Given problem: An exact copy of the records is required, minus the pictures they hold.

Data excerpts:

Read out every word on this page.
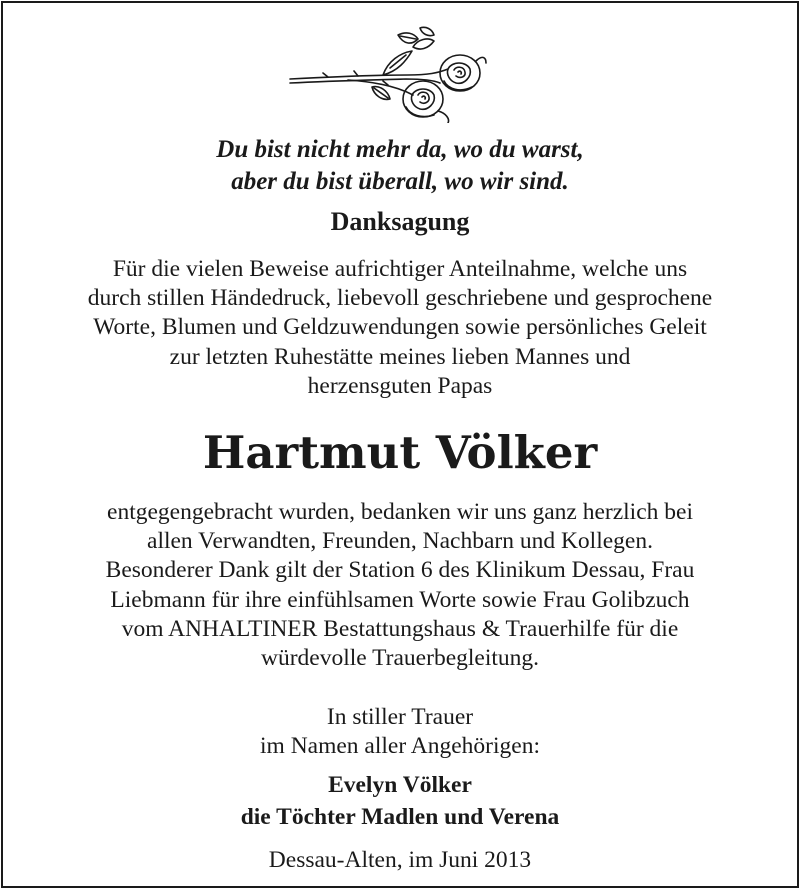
Du bist nicht mehr da, wo du warst,
aber du bist überall, wo wir sind.
Danksagung
Für die vielen Beweise aufrichtiger Anteilnahme, welche uns
durch stillen Händedruck, liebevoll geschriebene und gesprochene
Worte, Blumen und Geldzuwendungen sowie persönliches Geleit
zur letzten Ruhestätte meines lieben Mannes und
herzensguten Papas
Hartmut Völker
entgegengebracht wurden, bedanken wir uns ganz herzlich bei
allen Verwandten, Freunden, Nachbarn und Kollegen.
Besonderer Dank gilt der Station 6 des Klinikum Dessau, Frau
Liebmann für ihre einfühlsamen Worte sowie Frau Golibzuch
vom ANHALTINER Bestattungshaus & Trauerhilfe für die
würdevolle Trauerbegleitung.
In stiller Trauer
im Namen aller Angehörigen:
Evelyn Völker
die Töchter Madlen und Verena
Dessau-Alten, im Juni 2013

Exercise response:
Read out every word on this page.
Du bist nicht mehr da, wo du warst,
aber du bist überall, wo wir sind.
Danksagung
Für die vielen Beweise aufrichtiger Anteilnahme, welche uns
durch stillen Händedruck, liebevoll geschriebene und gesprochene
Worte, Blumen und Geldzuwendungen sowie persönliches Geleit
zur letzten Ruhestätte meines lieben Mannes und
herzensguten Papas
Hartmut Völker
entgegengebracht wurden, bedanken wir uns ganz herzlich bei
allen Verwandten, Freunden, Nachbarn und Kollegen.
Besonderer Dank gilt der Station 6 des Klinikum Dessau, Frau
Liebmann für ihre einfühlsamen Worte sowie Frau Golibzuch
vom ANHALTINER Bestattungshaus & Trauerhilfe für die
würdevolle Trauerbegleitung.
In stiller Trauer
im Namen aller Angehörigen:
Evelyn Völker
die Töchter Madlen und Verena
Dessau-Alten, im Juni 2013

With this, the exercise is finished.